** DIRECTIONS **
The response should be an exact copy of the records, with the pictures removed.

** RECORDED DATA **
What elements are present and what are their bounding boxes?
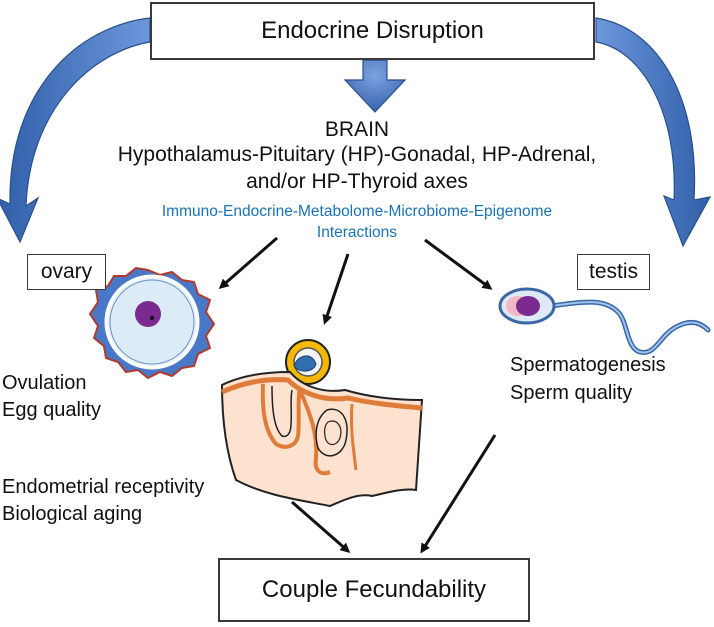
left-curved-arrow	[0, 17, 151, 244]
arrow-to-endometrium	[322, 253, 350, 325]
interactions-line2: Interactions	[316, 224, 398, 241]
endocrine-disruption-box: Endocrine Disruption	[150, 2, 595, 60]
egg-quality-label: Egg quality	[2, 399, 101, 421]
testis-tag-label: testis	[588, 260, 638, 283]
outcome-label: Couple Fecundability	[261, 576, 487, 603]
ovary-tag-label: ovary	[40, 260, 93, 283]
ovulation-label: Ovulation	[2, 372, 87, 394]
biological-aging-label: Biological aging	[2, 503, 143, 525]
arrow-endometrium-to-outcome	[291, 500, 351, 553]
hp-axes-line2: and/or HP-Thyroid axes	[246, 170, 468, 193]
ovary-follicle-illustration	[88, 266, 216, 380]
ovary-tag: ovary	[27, 254, 106, 290]
spermatogenesis-label: Spermatogenesis	[510, 354, 666, 376]
embryo-illustration	[285, 339, 331, 385]
arrow-to-testis	[424, 238, 493, 290]
sperm-quality-label: Sperm quality	[510, 382, 633, 404]
sperm-illustration	[498, 287, 711, 355]
arrow-testis-to-outcome	[420, 434, 497, 554]
interactions-line1: Immuno-Endocrine-Metabolome-Microbiome-E…	[161, 203, 553, 220]
brain-heading: BRAIN	[324, 118, 390, 141]
arrow-to-ovary	[218, 236, 278, 289]
endometrium-illustration	[220, 370, 424, 508]
couple-fecundability-box: Couple Fecundability	[218, 558, 530, 622]
right-curved-arrow	[595, 17, 712, 248]
title-label: Endocrine Disruption	[261, 17, 484, 44]
hp-axes-line1: Hypothalamus-Pituitary (HP)-Gonadal, HP-…	[117, 143, 597, 166]
down-block-arrow	[343, 59, 407, 113]
testis-tag: testis	[577, 254, 650, 290]
endometrial-receptivity-label: Endometrial receptivity	[2, 476, 205, 498]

** TASK ANSWER **
What elements are present and what are their bounding boxes?
left-curved-arrow	[0, 17, 151, 244]
arrow-to-endometrium	[322, 253, 350, 325]
interactions-line2: Interactions	[316, 224, 398, 241]
endocrine-disruption-box: Endocrine Disruption	[150, 2, 595, 60]
egg-quality-label: Egg quality	[2, 399, 101, 421]
testis-tag-label: testis	[588, 260, 638, 283]
outcome-label: Couple Fecundability	[261, 576, 487, 603]
ovary-tag-label: ovary	[40, 260, 93, 283]
ovulation-label: Ovulation	[2, 372, 87, 394]
biological-aging-label: Biological aging	[2, 503, 143, 525]
arrow-endometrium-to-outcome	[291, 500, 351, 553]
hp-axes-line2: and/or HP-Thyroid axes	[246, 170, 468, 193]
ovary-follicle-illustration	[88, 266, 216, 380]
ovary-tag: ovary	[27, 254, 106, 290]
spermatogenesis-label: Spermatogenesis	[510, 354, 666, 376]
embryo-illustration	[285, 339, 331, 385]
arrow-to-testis	[424, 238, 493, 290]
sperm-quality-label: Sperm quality	[510, 382, 633, 404]
sperm-illustration	[498, 287, 711, 355]
arrow-testis-to-outcome	[420, 434, 497, 554]
interactions-line1: Immuno-Endocrine-Metabolome-Microbiome-E…	[161, 203, 553, 220]
brain-heading: BRAIN	[324, 118, 390, 141]
arrow-to-ovary	[218, 236, 278, 289]
endometrium-illustration	[220, 370, 424, 508]
couple-fecundability-box: Couple Fecundability	[218, 558, 530, 622]
right-curved-arrow	[595, 17, 712, 248]
title-label: Endocrine Disruption	[261, 17, 484, 44]
hp-axes-line1: Hypothalamus-Pituitary (HP)-Gonadal, HP-…	[117, 143, 597, 166]
down-block-arrow	[343, 59, 407, 113]
testis-tag: testis	[577, 254, 650, 290]
endometrial-receptivity-label: Endometrial receptivity	[2, 476, 205, 498]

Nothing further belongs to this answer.